*Written instruction*:
Exactly repeat the full listing that follows.

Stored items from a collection
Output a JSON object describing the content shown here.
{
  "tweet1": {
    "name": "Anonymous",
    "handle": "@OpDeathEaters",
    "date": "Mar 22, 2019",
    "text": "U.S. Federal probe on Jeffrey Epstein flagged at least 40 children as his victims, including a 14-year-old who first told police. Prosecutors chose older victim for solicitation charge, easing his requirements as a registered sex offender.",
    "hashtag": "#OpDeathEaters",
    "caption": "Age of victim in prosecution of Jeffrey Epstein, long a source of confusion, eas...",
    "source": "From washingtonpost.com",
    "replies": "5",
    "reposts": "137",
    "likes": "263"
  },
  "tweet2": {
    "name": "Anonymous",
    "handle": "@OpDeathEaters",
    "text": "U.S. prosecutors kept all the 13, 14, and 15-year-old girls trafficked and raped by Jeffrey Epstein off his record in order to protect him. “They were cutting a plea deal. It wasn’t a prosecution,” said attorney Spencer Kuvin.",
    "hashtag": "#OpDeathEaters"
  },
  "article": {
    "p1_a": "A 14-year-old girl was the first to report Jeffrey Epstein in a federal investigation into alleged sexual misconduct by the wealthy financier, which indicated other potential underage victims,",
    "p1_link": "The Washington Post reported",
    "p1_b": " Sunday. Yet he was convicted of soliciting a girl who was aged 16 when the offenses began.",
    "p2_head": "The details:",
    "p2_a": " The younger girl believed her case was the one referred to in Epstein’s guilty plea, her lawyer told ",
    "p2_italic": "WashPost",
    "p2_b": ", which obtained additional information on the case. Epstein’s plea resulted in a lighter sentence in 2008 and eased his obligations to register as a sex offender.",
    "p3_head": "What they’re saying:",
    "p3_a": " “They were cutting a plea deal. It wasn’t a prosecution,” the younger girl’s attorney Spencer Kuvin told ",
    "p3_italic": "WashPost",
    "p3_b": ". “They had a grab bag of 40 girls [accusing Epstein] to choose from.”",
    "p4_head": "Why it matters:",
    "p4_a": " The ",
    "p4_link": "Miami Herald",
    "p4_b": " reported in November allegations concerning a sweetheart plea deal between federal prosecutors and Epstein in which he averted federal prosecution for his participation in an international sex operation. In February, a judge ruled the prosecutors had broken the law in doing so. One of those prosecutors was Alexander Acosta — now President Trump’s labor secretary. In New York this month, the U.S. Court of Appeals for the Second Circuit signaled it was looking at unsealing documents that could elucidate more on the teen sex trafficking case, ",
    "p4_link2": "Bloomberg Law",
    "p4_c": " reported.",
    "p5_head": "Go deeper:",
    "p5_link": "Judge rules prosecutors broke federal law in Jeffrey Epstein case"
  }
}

*Correct response*:
Output a JSON object describing the content shown here.
{
  "tweet1": {
    "name": "Anonymous",
    "handle": "@OpDeathEaters",
    "date": "Mar 22, 2019",
    "text": "U.S. Federal probe on Jeffrey Epstein flagged at least 40 children as his victims, including a 14-year-old who first told police. Prosecutors chose older victim for solicitation charge, easing his requirements as a registered sex offender.",
    "hashtag": "#OpDeathEaters",
    "caption": "Age of victim in prosecution of Jeffrey Epstein, long a source of confusion, eas...",
    "source": "From washingtonpost.com",
    "replies": "5",
    "reposts": "137",
    "likes": "263"
  },
  "tweet2": {
    "name": "Anonymous",
    "handle": "@OpDeathEaters",
    "text": "U.S. prosecutors kept all the 13, 14, and 15-year-old girls trafficked and raped by Jeffrey Epstein off his record in order to protect him. “They were cutting a plea deal. It wasn’t a prosecution,” said attorney Spencer Kuvin.",
    "hashtag": "#OpDeathEaters"
  },
  "article": {
    "p1_a": "A 14-year-old girl was the first to report Jeffrey Epstein in a federal investigation into alleged sexual misconduct by the wealthy financier, which indicated other potential underage victims,",
    "p1_link": "The Washington Post reported",
    "p1_b": " Sunday. Yet he was convicted of soliciting a girl who was aged 16 when the offenses began.",
    "p2_head": "The details:",
    "p2_a": " The younger girl believed her case was the one referred to in Epstein’s guilty plea, her lawyer told ",
    "p2_italic": "WashPost",
    "p2_b": ", which obtained additional information on the case. Epstein’s plea resulted in a lighter sentence in 2008 and eased his obligations to register as a sex offender.",
    "p3_head": "What they’re saying:",
    "p3_a": " “They were cutting a plea deal. It wasn’t a prosecution,” the younger girl’s attorney Spencer Kuvin told ",
    "p3_italic": "WashPost",
    "p3_b": ". “They had a grab bag of 40 girls [accusing Epstein] to choose from.”",
    "p4_head": "Why it matters:",
    "p4_a": " The ",
    "p4_link": "Miami Herald",
    "p4_b": " reported in November allegations concerning a sweetheart plea deal between federal prosecutors and Epstein in which he averted federal prosecution for his participation in an international sex operation. In February, a judge ruled the prosecutors had broken the law in doing so. One of those prosecutors was Alexander Acosta — now President Trump’s labor secretary. In New York this month, the U.S. Court of Appeals for the Second Circuit signaled it was looking at unsealing documents that could elucidate more on the teen sex trafficking case, ",
    "p4_link2": "Bloomberg Law",
    "p4_c": " reported.",
    "p5_head": "Go deeper:",
    "p5_link": "Judge rules prosecutors broke federal law in Jeffrey Epstein case"
  }
}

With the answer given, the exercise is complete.